→ **DATA FOR THIS TASK**
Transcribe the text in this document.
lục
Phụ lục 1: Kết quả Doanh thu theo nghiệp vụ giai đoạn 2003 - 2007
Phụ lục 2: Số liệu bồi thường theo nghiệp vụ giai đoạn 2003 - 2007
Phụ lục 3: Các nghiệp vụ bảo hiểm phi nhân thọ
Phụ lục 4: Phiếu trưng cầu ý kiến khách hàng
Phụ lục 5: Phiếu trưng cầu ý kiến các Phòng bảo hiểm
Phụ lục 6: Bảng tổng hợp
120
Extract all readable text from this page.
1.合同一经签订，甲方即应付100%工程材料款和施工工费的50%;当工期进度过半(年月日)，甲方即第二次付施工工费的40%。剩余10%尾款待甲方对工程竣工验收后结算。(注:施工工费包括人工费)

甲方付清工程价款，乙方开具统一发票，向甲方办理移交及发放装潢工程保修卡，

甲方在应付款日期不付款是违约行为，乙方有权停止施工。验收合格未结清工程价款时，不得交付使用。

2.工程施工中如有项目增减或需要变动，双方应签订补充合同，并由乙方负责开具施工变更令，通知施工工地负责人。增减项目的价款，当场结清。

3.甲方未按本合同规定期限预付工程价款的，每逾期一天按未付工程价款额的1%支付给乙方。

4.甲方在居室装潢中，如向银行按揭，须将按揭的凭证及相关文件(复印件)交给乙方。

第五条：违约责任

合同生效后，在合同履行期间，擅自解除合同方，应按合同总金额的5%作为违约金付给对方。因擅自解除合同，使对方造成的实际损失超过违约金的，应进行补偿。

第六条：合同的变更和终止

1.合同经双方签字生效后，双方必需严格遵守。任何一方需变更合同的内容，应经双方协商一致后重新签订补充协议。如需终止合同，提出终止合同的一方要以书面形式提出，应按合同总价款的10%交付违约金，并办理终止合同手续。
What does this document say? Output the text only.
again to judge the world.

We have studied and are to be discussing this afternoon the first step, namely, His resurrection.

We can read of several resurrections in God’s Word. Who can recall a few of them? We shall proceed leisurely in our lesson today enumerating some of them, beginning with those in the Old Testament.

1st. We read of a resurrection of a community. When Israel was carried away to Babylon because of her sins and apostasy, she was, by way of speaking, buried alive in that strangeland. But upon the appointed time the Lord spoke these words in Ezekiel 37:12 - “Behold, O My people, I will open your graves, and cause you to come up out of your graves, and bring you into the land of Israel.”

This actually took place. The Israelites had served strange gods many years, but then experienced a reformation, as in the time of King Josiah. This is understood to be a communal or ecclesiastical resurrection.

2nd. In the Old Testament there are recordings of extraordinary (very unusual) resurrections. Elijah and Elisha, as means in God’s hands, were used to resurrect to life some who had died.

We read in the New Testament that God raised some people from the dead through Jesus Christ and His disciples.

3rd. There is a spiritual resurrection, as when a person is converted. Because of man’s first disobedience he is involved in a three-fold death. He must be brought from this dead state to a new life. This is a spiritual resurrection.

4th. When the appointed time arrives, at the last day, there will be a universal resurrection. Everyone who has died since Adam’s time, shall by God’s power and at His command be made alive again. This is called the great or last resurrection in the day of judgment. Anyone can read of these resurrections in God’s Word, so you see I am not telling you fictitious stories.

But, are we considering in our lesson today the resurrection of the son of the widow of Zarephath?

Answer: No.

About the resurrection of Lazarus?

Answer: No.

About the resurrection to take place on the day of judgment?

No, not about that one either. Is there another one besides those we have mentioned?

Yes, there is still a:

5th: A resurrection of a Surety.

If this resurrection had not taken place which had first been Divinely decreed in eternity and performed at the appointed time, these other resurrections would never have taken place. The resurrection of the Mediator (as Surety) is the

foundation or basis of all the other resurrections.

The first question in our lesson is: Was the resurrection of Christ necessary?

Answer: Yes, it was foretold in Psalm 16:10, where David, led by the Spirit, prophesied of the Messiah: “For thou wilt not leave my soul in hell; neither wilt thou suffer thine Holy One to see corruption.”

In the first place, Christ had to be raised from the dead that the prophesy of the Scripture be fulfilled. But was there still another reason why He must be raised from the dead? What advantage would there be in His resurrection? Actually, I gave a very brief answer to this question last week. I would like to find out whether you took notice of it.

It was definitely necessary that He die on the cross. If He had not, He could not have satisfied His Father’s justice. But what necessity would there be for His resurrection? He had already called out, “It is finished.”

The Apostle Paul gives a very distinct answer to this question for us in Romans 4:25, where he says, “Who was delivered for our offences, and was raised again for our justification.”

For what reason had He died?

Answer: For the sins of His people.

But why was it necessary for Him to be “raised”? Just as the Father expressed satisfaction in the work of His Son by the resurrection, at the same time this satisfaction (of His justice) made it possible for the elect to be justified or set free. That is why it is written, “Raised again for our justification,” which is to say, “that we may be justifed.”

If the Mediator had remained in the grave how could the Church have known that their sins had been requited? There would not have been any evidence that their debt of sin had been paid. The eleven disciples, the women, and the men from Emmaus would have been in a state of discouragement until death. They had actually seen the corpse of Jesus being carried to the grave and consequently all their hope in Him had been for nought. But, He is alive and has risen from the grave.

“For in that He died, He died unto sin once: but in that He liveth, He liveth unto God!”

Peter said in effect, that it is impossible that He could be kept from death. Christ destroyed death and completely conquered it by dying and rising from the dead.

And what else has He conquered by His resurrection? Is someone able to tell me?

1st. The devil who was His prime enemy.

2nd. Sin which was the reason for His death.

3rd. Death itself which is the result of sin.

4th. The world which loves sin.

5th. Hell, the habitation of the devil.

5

→ **PROBLEM REQUIREMENTS**
Extract all of the material exactly as it is written.

→ **ANSWER TO THIS EXERCISE**
Transcribe the text in this document.
lục
Phụ lục 1: Kết quả Doanh thu theo nghiệp vụ giai đoạn 2003 - 2007
Phụ lục 2: Số liệu bồi thường theo nghiệp vụ giai đoạn 2003 - 2007
Phụ lục 3: Các nghiệp vụ bảo hiểm phi nhân thọ
Phụ lục 4: Phiếu trưng cầu ý kiến khách hàng
Phụ lục 5: Phiếu trưng cầu ý kiến các Phòng bảo hiểm
Phụ lục 6: Bảng tổng hợp
120
Extract all readable text from this page.
1.合同一经签订，甲方即应付100%工程材料款和施工工费的50%;当工期进度过半(年月日)，甲方即第二次付施工工费的40%。剩余10%尾款待甲方对工程竣工验收后结算。(注:施工工费包括人工费)

甲方付清工程价款，乙方开具统一发票，向甲方办理移交及发放装潢工程保修卡，

甲方在应付款日期不付款是违约行为，乙方有权停止施工。验收合格未结清工程价款时，不得交付使用。

2.工程施工中如有项目增减或需要变动，双方应签订补充合同，并由乙方负责开具施工变更令，通知施工工地负责人。增减项目的价款，当场结清。

3.甲方未按本合同规定期限预付工程价款的，每逾期一天按未付工程价款额的1%支付给乙方。

4.甲方在居室装潢中，如向银行按揭，须将按揭的凭证及相关文件(复印件)交给乙方。

第五条：违约责任

合同生效后，在合同履行期间，擅自解除合同方，应按合同总金额的5%作为违约金付给对方。因擅自解除合同，使对方造成的实际损失超过违约金的，应进行补偿。

第六条：合同的变更和终止

1.合同经双方签字生效后，双方必需严格遵守。任何一方需变更合同的内容，应经双方协商一致后重新签订补充协议。如需终止合同，提出终止合同的一方要以书面形式提出，应按合同总价款的10%交付违约金，并办理终止合同手续。
What does this document say? Output the text only.
again to judge the world.

We have studied and are to be discussing this afternoon the first step, namely, His resurrection.

We can read of several resurrections in God’s Word. Who can recall a few of them? We shall proceed leisurely in our lesson today enumerating some of them, beginning with those in the Old Testament.

1st. We read of a resurrection of a community. When Israel was carried away to Babylon because of her sins and apostasy, she was, by way of speaking, buried alive in that strangeland. But upon the appointed time the Lord spoke these words in Ezekiel 37:12 - “Behold, O My people, I will open your graves, and cause you to come up out of your graves, and bring you into the land of Israel.”

This actually took place. The Israelites had served strange gods many years, but then experienced a reformation, as in the time of King Josiah. This is understood to be a communal or ecclesiastical resurrection.

2nd. In the Old Testament there are recordings of extraordinary (very unusual) resurrections. Elijah and Elisha, as means in God’s hands, were used to resurrect to life some who had died.

We read in the New Testament that God raised some people from the dead through Jesus Christ and His disciples.

3rd. There is a spiritual resurrection, as when a person is converted. Because of man’s first disobedience he is involved in a three-fold death. He must be brought from this dead state to a new life. This is a spiritual resurrection.

4th. When the appointed time arrives, at the last day, there will be a universal resurrection. Everyone who has died since Adam’s time, shall by God’s power and at His command be made alive again. This is called the great or last resurrection in the day of judgment. Anyone can read of these resurrections in God’s Word, so you see I am not telling you fictitious stories.

But, are we considering in our lesson today the resurrection of the son of the widow of Zarephath?

Answer: No.

About the resurrection of Lazarus?

Answer: No.

About the resurrection to take place on the day of judgment?

No, not about that one either. Is there another one besides those we have mentioned?

Yes, there is still a:

5th: A resurrection of a Surety.

If this resurrection had not taken place which had first been Divinely decreed in eternity and performed at the appointed time, these other resurrections would never have taken place. The resurrection of the Mediator (as Surety) is the

foundation or basis of all the other resurrections.

The first question in our lesson is: Was the resurrection of Christ necessary?

Answer: Yes, it was foretold in Psalm 16:10, where David, led by the Spirit, prophesied of the Messiah: “For thou wilt not leave my soul in hell; neither wilt thou suffer thine Holy One to see corruption.”

In the first place, Christ had to be raised from the dead that the prophesy of the Scripture be fulfilled. But was there still another reason why He must be raised from the dead? What advantage would there be in His resurrection? Actually, I gave a very brief answer to this question last week. I would like to find out whether you took notice of it.

It was definitely necessary that He die on the cross. If He had not, He could not have satisfied His Father’s justice. But what necessity would there be for His resurrection? He had already called out, “It is finished.”

The Apostle Paul gives a very distinct answer to this question for us in Romans 4:25, where he says, “Who was delivered for our offences, and was raised again for our justification.”

For what reason had He died?

Answer: For the sins of His people.

But why was it necessary for Him to be “raised”? Just as the Father expressed satisfaction in the work of His Son by the resurrection, at the same time this satisfaction (of His justice) made it possible for the elect to be justified or set free. That is why it is written, “Raised again for our justification,” which is to say, “that we may be justifed.”

If the Mediator had remained in the grave how could the Church have known that their sins had been requited? There would not have been any evidence that their debt of sin had been paid. The eleven disciples, the women, and the men from Emmaus would have been in a state of discouragement until death. They had actually seen the corpse of Jesus being carried to the grave and consequently all their hope in Him had been for nought. But, He is alive and has risen from the grave.

“For in that He died, He died unto sin once: but in that He liveth, He liveth unto God!”

Peter said in effect, that it is impossible that He could be kept from death. Christ destroyed death and completely conquered it by dying and rising from the dead.

And what else has He conquered by His resurrection? Is someone able to tell me?

1st. The devil who was His prime enemy.

2nd. Sin which was the reason for His death.

3rd. Death itself which is the result of sin.

4th. The world which loves sin.

5th. Hell, the habitation of the devil.

5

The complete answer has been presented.